● TASKS TO COMPLETE:
1. According to the FDH proposal abstract, what silences the FDH gene in tumors?
2. Resume the FDH proposal abstract after its final sentence.

● SELECTED EXCERPT:

The overall goal of this proposal is to characterize the novel tumor suppressor activity of a key metabolic enzyme and determine the mechanisms transforming metabolic effects into regulation of proliferation. FDH (10-formyltetrahydrofolate dehydrogenase) irreversibly converts 10-formyltetrahydrofolate, an essential substrate for de novo purine biosynthesis, to tetrahydrofolate. Through depletion of this substrate, FDH can restrict purine biosynthesis. In turn, this interferes with important downstream cellular processes, including DNA/RNA biosynthesis and DNA repair. Because of this critical metabolic function, down-regulation of FDH in cancer cells was predicted to be pro-survival. Indeed, we have initially made the important observation that FDH is strongly and ubiquitously down-regulated in tumors through the promoter hypermethylation. We have further demonstrated that moderate FDH expression in FDH-deficient cancer cells induces apoptotic cell death. In contrast, non-cancer cells are insensitive to high levels of the enzyme. Therefore, it is proposed that cancer cells silence the FDH gene in order to escape cytotoxicity. Studies of phenotypic effects upon reactivation of normal FDH expression in FDH-deficient tumor cells have further explored JNK1/2 and p53 as key components of FDH-induced apoptotic signaling, and determined DHFR and folate supplementation as proliferation rescue factors. Importantly, a novel pathway linking FDH, through intracellular folate regulation, to control of cell motility, was discovered. The current proposal extends previous studies of antiproliferative mechanisms of FDH, and related folates, to direct interaction with p53, their role in motility and possibly metastasis, and evaluation of its role in vivo in mouse model. Our central hypothesis is that FDH down- regulation through promoter hypermethylation is one of the important means by which malignancies gain pro- survival advantage over normal cells. We further suggest that FDH exerts its regulatory effects through multiple mechanisms.

(Records from a collection)

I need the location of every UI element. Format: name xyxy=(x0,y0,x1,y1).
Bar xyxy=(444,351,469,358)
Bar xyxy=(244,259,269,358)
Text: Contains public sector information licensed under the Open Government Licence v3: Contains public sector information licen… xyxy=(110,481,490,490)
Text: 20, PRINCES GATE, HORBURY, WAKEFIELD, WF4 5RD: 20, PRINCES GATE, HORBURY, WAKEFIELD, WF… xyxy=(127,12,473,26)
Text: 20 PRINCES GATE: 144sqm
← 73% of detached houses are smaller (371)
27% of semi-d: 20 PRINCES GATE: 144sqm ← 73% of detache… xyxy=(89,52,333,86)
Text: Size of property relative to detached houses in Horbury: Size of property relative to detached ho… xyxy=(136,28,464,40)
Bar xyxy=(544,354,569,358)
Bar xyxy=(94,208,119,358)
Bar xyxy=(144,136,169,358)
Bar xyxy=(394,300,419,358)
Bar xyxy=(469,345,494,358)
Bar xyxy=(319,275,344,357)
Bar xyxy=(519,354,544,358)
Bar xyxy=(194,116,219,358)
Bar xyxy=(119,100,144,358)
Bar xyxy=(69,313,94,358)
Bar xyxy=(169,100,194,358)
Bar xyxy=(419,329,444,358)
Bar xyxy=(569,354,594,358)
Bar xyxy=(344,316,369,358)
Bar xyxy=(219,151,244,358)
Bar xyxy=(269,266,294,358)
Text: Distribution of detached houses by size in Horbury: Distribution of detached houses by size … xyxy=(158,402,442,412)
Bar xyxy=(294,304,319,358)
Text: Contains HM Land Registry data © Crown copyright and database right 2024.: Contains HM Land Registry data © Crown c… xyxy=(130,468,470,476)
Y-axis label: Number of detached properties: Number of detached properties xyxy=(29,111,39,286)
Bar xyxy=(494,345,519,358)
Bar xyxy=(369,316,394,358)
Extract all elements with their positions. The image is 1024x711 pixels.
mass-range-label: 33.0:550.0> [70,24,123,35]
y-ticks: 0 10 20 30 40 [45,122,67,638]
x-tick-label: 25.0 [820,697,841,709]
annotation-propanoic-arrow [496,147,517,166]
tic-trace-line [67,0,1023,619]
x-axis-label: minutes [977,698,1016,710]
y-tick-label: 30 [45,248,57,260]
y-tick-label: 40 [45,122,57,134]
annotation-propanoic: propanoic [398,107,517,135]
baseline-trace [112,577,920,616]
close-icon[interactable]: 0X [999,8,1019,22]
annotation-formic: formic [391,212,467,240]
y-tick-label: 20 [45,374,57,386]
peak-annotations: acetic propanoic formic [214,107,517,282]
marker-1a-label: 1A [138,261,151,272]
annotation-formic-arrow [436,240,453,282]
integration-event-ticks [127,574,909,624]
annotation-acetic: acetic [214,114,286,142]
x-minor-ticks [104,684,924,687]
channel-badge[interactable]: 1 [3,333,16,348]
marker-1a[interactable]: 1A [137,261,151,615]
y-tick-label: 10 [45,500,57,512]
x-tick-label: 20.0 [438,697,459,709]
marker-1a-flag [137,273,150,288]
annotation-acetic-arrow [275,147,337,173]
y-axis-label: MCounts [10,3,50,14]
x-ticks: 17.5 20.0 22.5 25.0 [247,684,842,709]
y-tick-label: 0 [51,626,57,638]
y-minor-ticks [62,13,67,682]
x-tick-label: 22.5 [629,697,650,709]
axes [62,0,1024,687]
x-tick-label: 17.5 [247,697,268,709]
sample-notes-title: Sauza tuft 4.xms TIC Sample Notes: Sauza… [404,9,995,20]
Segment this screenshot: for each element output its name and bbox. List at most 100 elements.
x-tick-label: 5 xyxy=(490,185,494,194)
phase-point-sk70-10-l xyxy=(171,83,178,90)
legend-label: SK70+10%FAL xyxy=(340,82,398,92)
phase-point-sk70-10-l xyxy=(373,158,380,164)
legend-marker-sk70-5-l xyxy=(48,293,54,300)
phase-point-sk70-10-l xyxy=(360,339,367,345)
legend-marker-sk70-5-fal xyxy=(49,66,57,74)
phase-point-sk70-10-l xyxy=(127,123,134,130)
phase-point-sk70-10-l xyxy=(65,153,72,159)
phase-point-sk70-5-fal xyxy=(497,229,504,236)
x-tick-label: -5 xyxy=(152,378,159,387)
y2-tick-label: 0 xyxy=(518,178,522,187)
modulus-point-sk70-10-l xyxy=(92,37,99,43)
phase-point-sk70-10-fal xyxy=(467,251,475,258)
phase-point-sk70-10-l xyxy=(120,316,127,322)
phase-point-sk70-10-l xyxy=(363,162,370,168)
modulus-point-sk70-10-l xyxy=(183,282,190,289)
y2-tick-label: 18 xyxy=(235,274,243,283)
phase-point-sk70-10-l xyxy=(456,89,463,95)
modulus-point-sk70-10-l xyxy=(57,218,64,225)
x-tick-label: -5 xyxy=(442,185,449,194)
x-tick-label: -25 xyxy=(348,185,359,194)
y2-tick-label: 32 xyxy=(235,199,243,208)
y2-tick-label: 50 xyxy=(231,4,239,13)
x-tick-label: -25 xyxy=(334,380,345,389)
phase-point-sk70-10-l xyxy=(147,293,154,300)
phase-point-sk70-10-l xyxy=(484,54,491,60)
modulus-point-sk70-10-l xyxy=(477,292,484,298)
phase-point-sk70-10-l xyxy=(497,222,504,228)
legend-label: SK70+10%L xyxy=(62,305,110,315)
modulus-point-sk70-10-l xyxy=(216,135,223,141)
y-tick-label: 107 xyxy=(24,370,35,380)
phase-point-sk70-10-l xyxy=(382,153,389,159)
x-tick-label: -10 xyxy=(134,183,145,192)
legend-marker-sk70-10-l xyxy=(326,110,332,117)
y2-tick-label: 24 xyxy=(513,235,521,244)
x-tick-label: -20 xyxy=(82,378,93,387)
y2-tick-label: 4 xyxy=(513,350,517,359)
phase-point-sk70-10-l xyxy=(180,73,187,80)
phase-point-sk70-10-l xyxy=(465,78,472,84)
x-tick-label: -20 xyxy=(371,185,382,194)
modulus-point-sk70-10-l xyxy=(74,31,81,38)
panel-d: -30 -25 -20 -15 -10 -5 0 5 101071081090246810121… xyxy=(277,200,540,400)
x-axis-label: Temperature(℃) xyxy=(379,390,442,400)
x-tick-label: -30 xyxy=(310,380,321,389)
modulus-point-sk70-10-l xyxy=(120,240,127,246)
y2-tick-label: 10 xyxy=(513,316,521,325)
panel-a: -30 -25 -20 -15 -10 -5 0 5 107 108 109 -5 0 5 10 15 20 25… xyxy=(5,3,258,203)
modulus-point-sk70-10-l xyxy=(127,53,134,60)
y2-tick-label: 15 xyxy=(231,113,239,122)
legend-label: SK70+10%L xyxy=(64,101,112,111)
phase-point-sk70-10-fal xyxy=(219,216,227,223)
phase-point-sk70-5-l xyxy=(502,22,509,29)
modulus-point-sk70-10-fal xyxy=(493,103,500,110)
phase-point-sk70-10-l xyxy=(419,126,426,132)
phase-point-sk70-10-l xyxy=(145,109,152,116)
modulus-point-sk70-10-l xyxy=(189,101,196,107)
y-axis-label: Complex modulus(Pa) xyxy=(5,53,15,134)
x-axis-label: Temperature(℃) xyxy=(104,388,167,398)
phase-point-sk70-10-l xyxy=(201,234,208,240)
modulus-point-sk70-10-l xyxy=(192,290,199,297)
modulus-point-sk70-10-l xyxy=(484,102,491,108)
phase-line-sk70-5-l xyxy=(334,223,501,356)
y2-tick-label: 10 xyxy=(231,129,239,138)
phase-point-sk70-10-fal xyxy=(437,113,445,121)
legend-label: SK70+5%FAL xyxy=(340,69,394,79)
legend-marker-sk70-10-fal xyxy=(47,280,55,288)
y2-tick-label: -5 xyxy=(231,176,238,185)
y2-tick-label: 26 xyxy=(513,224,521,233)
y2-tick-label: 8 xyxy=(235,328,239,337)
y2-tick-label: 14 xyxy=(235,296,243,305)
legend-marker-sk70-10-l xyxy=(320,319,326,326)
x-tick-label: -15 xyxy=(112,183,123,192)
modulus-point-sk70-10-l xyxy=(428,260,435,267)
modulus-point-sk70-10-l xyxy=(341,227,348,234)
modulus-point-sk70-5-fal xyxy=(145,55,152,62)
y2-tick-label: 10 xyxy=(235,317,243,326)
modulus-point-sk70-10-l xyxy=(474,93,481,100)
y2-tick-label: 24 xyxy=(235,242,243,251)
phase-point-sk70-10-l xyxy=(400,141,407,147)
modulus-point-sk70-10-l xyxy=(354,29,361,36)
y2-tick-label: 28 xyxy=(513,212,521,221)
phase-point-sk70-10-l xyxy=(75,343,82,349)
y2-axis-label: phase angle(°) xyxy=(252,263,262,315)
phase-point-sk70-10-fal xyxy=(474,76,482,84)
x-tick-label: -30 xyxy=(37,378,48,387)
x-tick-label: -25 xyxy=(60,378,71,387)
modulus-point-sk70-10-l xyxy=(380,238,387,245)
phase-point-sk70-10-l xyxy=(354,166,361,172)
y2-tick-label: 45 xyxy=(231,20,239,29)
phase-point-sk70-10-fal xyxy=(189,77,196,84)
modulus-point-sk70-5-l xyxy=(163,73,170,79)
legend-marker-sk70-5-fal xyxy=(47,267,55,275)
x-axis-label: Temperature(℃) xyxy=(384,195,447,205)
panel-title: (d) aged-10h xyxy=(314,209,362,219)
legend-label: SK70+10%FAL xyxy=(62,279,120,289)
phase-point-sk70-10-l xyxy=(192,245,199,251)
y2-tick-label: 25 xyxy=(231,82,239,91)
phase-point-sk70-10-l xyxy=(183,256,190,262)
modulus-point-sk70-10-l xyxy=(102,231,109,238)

● PER-TASK OUTPUTS:
1. Promoter hypermethylation.

2.
The Specific Aims to probe these mechanisms and test our hypothesis are: (1) Investigate the functional interaction of FDH with p53 tumor suppressor protein in cytoplasm. (2) Elucidate the molecular mechanisms leading to inhibition of cell motility by folate stress. (3) Determine the impact of FDH silencing on tumor initiation/progression using FDH deficient mouse model. Investigation of the critical role of FDH, in cancer cell survival/induction of folate stress at the onset of the disease, will provide important insight into the malignant process itself and link deregulation of key metabolic pathways to cancer disease, as well as establish new targets for diagnostics of the malignant transformation.
Folate, an important and essential part of the human diet, regulates many cellular processes including nucleotide biosynthesis and methylation, while folate deficiency promotes many diseases. This application is focused on a novel tumor suppressor function of FDH, an abundant human enzyme, which is an important regulator of folate pathways. Since FDH can function as a restrictor of excessive proliferation, understanding its role in cellular metabolism will provide better understanding of tumorigenic processes.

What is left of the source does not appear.